* _Requirement_:
Locate the lines of the listing below that hold "title", then copy each of them.

* _Excerpt from a dataset_:
'''

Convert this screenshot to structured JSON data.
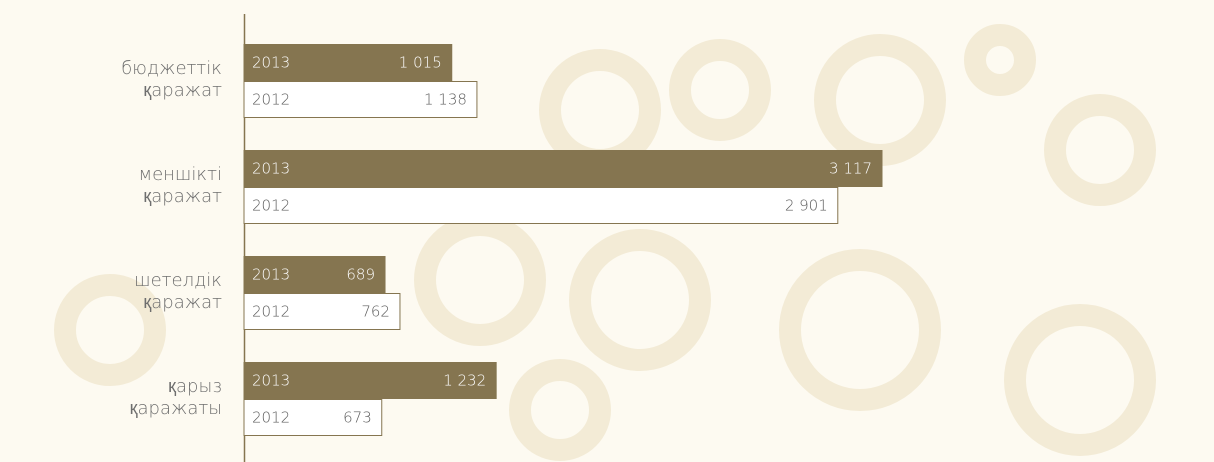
{
  "chart_data": {
    "type": "hbar",
    "categories": [
      "бюджеттік қаражат",
      "меншікті қаражат",
      "шетелдік қаражат",
      "қарыз қаражаты"
    ],
    "series": [
      {
        "name": "2013",
        "color": "#857550",
        "values": [
          1015,
          3117,
          689,
          1232
        ],
        "value_labels": [
          "1 015",
          "3 117",
          "689",
          "1 232"
        ]
      },
      {
        "name": "2012",
        "color": "#ffffff",
        "values": [
          1138,
          2901,
          762,
          673
        ],
        "value_labels": [
          "1 138",
          "2 901",
          "762",
          "673"
        ]
      }
    ],
    "bar_edge_color": "#857550"
  }
}
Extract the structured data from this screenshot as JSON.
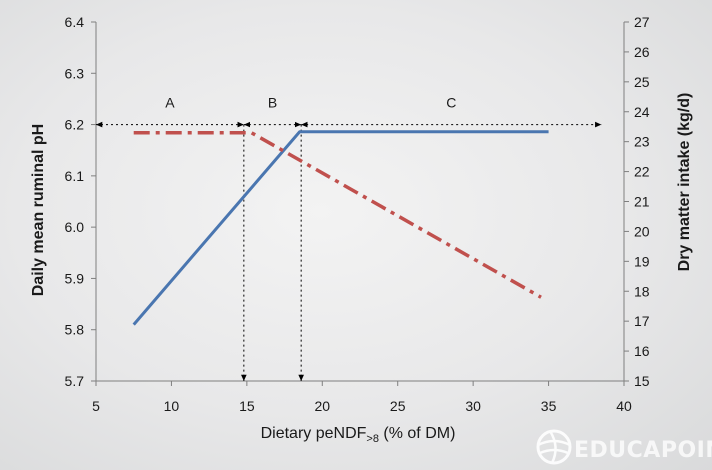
{
  "chart_data": {
    "type": "line",
    "xlabel": "Dietary peNDF",
    "xlabel_sub": ">8",
    "xlabel_suffix": " (% of DM)",
    "ylabel_left": "Daily mean ruminal pH",
    "ylabel_right": "Dry matter intake (kg/d)",
    "xlim": [
      5,
      40
    ],
    "ylim_left": [
      5.7,
      6.4
    ],
    "ylim_right": [
      15,
      27
    ],
    "x_ticks": [
      "5",
      "10",
      "15",
      "20",
      "25",
      "30",
      "35",
      "40"
    ],
    "y_left_ticks": [
      "5.7",
      "5.8",
      "5.9",
      "6.0",
      "6.1",
      "6.2",
      "6.3",
      "6.4"
    ],
    "y_right_ticks": [
      "15",
      "16",
      "17",
      "18",
      "19",
      "20",
      "21",
      "22",
      "23",
      "24",
      "25",
      "26",
      "27"
    ],
    "series": [
      {
        "axis": "left",
        "style": "solid",
        "color": "#4a76b0",
        "x": [
          7.5,
          18.5,
          35
        ],
        "y": [
          5.81,
          6.186,
          6.186
        ]
      },
      {
        "axis": "right",
        "style": "dash-dot",
        "color": "#c0504d",
        "x": [
          7.5,
          15.3,
          34.5
        ],
        "y": [
          23.3,
          23.3,
          17.8
        ]
      }
    ],
    "regions": [
      {
        "label": "A",
        "x_start": 5,
        "x_end": 14.8
      },
      {
        "label": "B",
        "x_start": 14.8,
        "x_end": 18.6
      },
      {
        "label": "C",
        "x_start": 18.6,
        "x_end": 38.5
      }
    ],
    "region_arrow_y_left": 6.2,
    "breakpoints": [
      {
        "x": 14.8,
        "y_left": 6.2
      },
      {
        "x": 18.6,
        "y_left": 6.2
      }
    ],
    "grid": false,
    "legend": "none"
  },
  "watermark": {
    "text": "EDUCAPOIN",
    "icon": "globe-icon"
  },
  "colors": {
    "axis": "#7f7f7f",
    "annotation": "#000000"
  }
}
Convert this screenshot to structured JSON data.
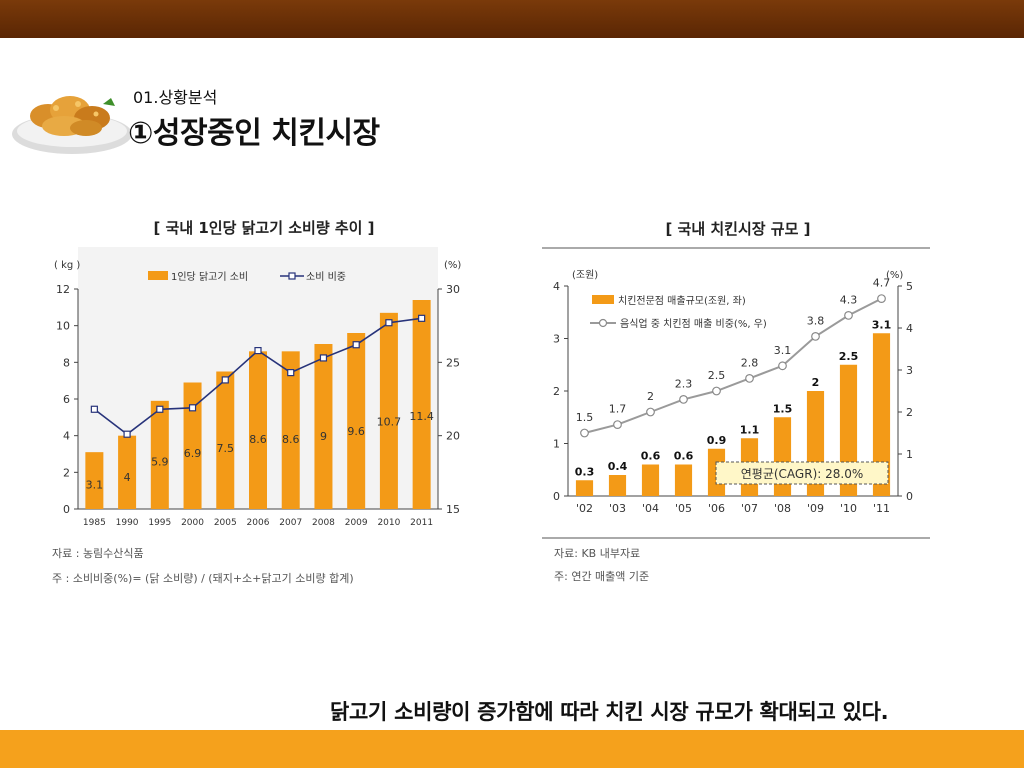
{
  "header": {
    "section": "01.상황분석",
    "title": "①성장중인 치킨시장"
  },
  "caption": "닭고기 소비량이 증가함에 따라 치킨 시장 규모가 확대되고 있다.",
  "colors": {
    "top_bar": "#6a300a",
    "bottom_bar": "#f5a11c",
    "bar": "#f39a17",
    "chart1_line": "#27337a",
    "chart2_line": "#9a9a9a",
    "panel_bg": "#f3f3f3"
  },
  "logo": {
    "icon": "fried-chicken-plate-icon"
  },
  "chart_data": [
    {
      "type": "bar",
      "title": "[ 국내 1인당 닭고기 소비량 추이 ]",
      "y_left_unit": "( kg )",
      "y_right_unit": "(%)",
      "legend": {
        "bar": "1인당 닭고기 소비",
        "line": "소비 비중",
        "placement": "top"
      },
      "categories": [
        "1985",
        "1990",
        "1995",
        "2000",
        "2005",
        "2006",
        "2007",
        "2008",
        "2009",
        "2010",
        "2011"
      ],
      "series": [
        {
          "name": "1인당 닭고기 소비",
          "axis": "left",
          "values": [
            3.1,
            4.0,
            5.9,
            6.9,
            7.5,
            8.6,
            8.6,
            9.0,
            9.6,
            10.7,
            11.4
          ]
        },
        {
          "name": "소비 비중",
          "axis": "right",
          "values": [
            21.8,
            20.1,
            21.8,
            21.9,
            23.8,
            25.8,
            24.3,
            25.3,
            26.2,
            27.7,
            28.0
          ]
        }
      ],
      "ylim_left": [
        0,
        12
      ],
      "yticks_left": [
        "0",
        "2",
        "4",
        "6",
        "8",
        "10",
        "12"
      ],
      "ylim_right": [
        15,
        30
      ],
      "yticks_right": [
        "15",
        "20",
        "25",
        "30"
      ],
      "grid": false,
      "source": "자료 :  농림수산식품",
      "note": "주 : 소비비중(%)= (닭 소비량) / (돼지+소+닭고기 소비량 합계)"
    },
    {
      "type": "bar",
      "title": "[ 국내 치킨시장 규모 ]",
      "y_left_unit": "(조원)",
      "y_right_unit": "(%)",
      "legend": {
        "bar": "치킨전문점 매출규모(조원, 좌)",
        "line": "음식업 중 치킨점 매출 비중(%, 우)",
        "placement": "top-left"
      },
      "categories": [
        "'02",
        "'03",
        "'04",
        "'05",
        "'06",
        "'07",
        "'08",
        "'09",
        "'10",
        "'11"
      ],
      "series": [
        {
          "name": "치킨전문점 매출규모(조원, 좌)",
          "axis": "left",
          "values": [
            0.3,
            0.4,
            0.6,
            0.6,
            0.9,
            1.1,
            1.5,
            2.0,
            2.5,
            3.1
          ]
        },
        {
          "name": "음식업 중 치킨점 매출 비중(%, 우)",
          "axis": "right",
          "values": [
            1.5,
            1.7,
            2.0,
            2.3,
            2.5,
            2.8,
            3.1,
            3.8,
            4.3,
            4.7
          ]
        }
      ],
      "ylim_left": [
        0,
        4
      ],
      "yticks_left": [
        "0",
        "1",
        "2",
        "3",
        "4"
      ],
      "ylim_right": [
        0,
        5
      ],
      "yticks_right": [
        "0",
        "1",
        "2",
        "3",
        "4",
        "5"
      ],
      "annotation": "연평균(CAGR): 28.0%",
      "grid": false,
      "source": "자료: KB 내부자료",
      "note": "주: 연간 매출액 기준"
    }
  ]
}
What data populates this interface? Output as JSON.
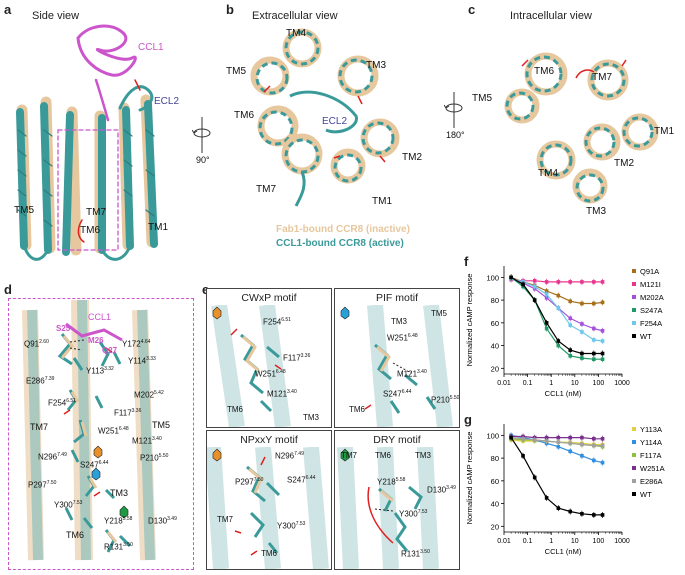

'''

* _Task output_:
    "title": "①성장중인 치킨시장"
      "title": "[ 국내 1인당 닭고기 소비량 추이 ]",
      "title": "[ 국내 치킨시장 규모 ]",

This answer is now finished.